- Exercise instructions:
Can you quote the records below in full, word for word?

- Material provided:

◇ ◇ ◇ ◇

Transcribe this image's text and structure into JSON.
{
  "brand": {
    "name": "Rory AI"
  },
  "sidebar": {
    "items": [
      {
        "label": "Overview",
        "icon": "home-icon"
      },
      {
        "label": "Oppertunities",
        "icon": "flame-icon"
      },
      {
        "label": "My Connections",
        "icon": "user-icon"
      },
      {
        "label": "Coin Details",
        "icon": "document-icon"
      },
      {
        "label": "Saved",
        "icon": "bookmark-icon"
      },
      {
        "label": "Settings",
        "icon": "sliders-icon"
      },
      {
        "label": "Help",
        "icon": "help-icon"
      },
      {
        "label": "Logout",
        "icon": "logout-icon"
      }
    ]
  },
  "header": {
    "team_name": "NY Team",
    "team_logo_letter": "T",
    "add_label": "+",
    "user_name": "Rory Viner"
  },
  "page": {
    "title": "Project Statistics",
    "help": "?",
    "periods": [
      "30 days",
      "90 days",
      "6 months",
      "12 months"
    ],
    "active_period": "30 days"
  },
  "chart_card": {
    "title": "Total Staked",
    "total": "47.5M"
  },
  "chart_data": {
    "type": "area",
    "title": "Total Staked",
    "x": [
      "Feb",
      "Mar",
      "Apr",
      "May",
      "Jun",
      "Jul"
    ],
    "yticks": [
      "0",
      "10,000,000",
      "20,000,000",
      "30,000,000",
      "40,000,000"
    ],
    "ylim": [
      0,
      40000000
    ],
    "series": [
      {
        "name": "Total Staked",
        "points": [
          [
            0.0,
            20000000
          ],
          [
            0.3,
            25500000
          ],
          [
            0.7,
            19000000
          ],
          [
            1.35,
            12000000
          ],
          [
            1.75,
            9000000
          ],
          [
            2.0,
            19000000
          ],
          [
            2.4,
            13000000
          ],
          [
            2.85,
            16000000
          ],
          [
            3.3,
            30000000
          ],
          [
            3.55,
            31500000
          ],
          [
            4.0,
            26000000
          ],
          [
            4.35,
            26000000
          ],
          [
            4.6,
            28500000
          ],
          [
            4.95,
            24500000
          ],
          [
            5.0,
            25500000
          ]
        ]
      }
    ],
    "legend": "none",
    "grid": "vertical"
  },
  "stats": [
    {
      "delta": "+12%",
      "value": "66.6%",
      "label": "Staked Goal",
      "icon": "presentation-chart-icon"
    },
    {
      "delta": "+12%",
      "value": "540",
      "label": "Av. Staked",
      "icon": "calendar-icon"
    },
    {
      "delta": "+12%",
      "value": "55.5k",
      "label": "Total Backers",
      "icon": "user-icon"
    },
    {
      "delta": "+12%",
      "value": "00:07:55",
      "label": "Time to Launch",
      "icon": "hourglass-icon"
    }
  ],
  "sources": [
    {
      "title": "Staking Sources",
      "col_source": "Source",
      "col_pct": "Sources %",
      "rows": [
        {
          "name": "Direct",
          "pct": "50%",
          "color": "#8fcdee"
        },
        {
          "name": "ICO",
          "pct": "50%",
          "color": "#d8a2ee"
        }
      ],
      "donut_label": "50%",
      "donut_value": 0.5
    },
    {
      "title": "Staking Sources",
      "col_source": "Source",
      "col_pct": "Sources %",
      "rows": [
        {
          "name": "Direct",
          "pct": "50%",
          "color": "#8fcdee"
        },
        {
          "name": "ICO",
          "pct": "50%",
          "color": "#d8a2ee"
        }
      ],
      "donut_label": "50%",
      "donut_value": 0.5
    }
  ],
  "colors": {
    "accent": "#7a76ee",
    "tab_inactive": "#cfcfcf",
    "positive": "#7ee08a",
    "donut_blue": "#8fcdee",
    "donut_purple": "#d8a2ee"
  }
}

◇ ◇ ◇ ◇

- Task solution:
Transcribe this image's text and structure into JSON.
{
  "brand": {
    "name": "Rory AI"
  },
  "sidebar": {
    "items": [
      {
        "label": "Overview",
        "icon": "home-icon"
      },
      {
        "label": "Oppertunities",
        "icon": "flame-icon"
      },
      {
        "label": "My Connections",
        "icon": "user-icon"
      },
      {
        "label": "Coin Details",
        "icon": "document-icon"
      },
      {
        "label": "Saved",
        "icon": "bookmark-icon"
      },
      {
        "label": "Settings",
        "icon": "sliders-icon"
      },
      {
        "label": "Help",
        "icon": "help-icon"
      },
      {
        "label": "Logout",
        "icon": "logout-icon"
      }
    ]
  },
  "header": {
    "team_name": "NY Team",
    "team_logo_letter": "T",
    "add_label": "+",
    "user_name": "Rory Viner"
  },
  "page": {
    "title": "Project Statistics",
    "help": "?",
    "periods": [
      "30 days",
      "90 days",
      "6 months",
      "12 months"
    ],
    "active_period": "30 days"
  },
  "chart_card": {
    "title": "Total Staked",
    "total": "47.5M"
  },
  "chart_data": {
    "type": "area",
    "title": "Total Staked",
    "x": [
      "Feb",
      "Mar",
      "Apr",
      "May",
      "Jun",
      "Jul"
    ],
    "yticks": [
      "0",
      "10,000,000",
      "20,000,000",
      "30,000,000",
      "40,000,000"
    ],
    "ylim": [
      0,
      40000000
    ],
    "series": [
      {
        "name": "Total Staked",
        "points": [
          [
            0.0,
            20000000
          ],
          [
            0.3,
            25500000
          ],
          [
            0.7,
            19000000
          ],
          [
            1.35,
            12000000
          ],
          [
            1.75,
            9000000
          ],
          [
            2.0,
            19000000
          ],
          [
            2.4,
            13000000
          ],
          [
            2.85,
            16000000
          ],
          [
            3.3,
            30000000
          ],
          [
            3.55,
            31500000
          ],
          [
            4.0,
            26000000
          ],
          [
            4.35,
            26000000
          ],
          [
            4.6,
            28500000
          ],
          [
            4.95,
            24500000
          ],
          [
            5.0,
            25500000
          ]
        ]
      }
    ],
    "legend": "none",
    "grid": "vertical"
  },
  "stats": [
    {
      "delta": "+12%",
      "value": "66.6%",
      "label": "Staked Goal",
      "icon": "presentation-chart-icon"
    },
    {
      "delta": "+12%",
      "value": "540",
      "label": "Av. Staked",
      "icon": "calendar-icon"
    },
    {
      "delta": "+12%",
      "value": "55.5k",
      "label": "Total Backers",
      "icon": "user-icon"
    },
    {
      "delta": "+12%",
      "value": "00:07:55",
      "label": "Time to Launch",
      "icon": "hourglass-icon"
    }
  ],
  "sources": [
    {
      "title": "Staking Sources",
      "col_source": "Source",
      "col_pct": "Sources %",
      "rows": [
        {
          "name": "Direct",
          "pct": "50%",
          "color": "#8fcdee"
        },
        {
          "name": "ICO",
          "pct": "50%",
          "color": "#d8a2ee"
        }
      ],
      "donut_label": "50%",
      "donut_value": 0.5
    },
    {
      "title": "Staking Sources",
      "col_source": "Source",
      "col_pct": "Sources %",
      "rows": [
        {
          "name": "Direct",
          "pct": "50%",
          "color": "#8fcdee"
        },
        {
          "name": "ICO",
          "pct": "50%",
          "color": "#d8a2ee"
        }
      ],
      "donut_label": "50%",
      "donut_value": 0.5
    }
  ],
  "colors": {
    "accent": "#7a76ee",
    "tab_inactive": "#cfcfcf",
    "positive": "#7ee08a",
    "donut_blue": "#8fcdee",
    "donut_purple": "#d8a2ee"
  }
}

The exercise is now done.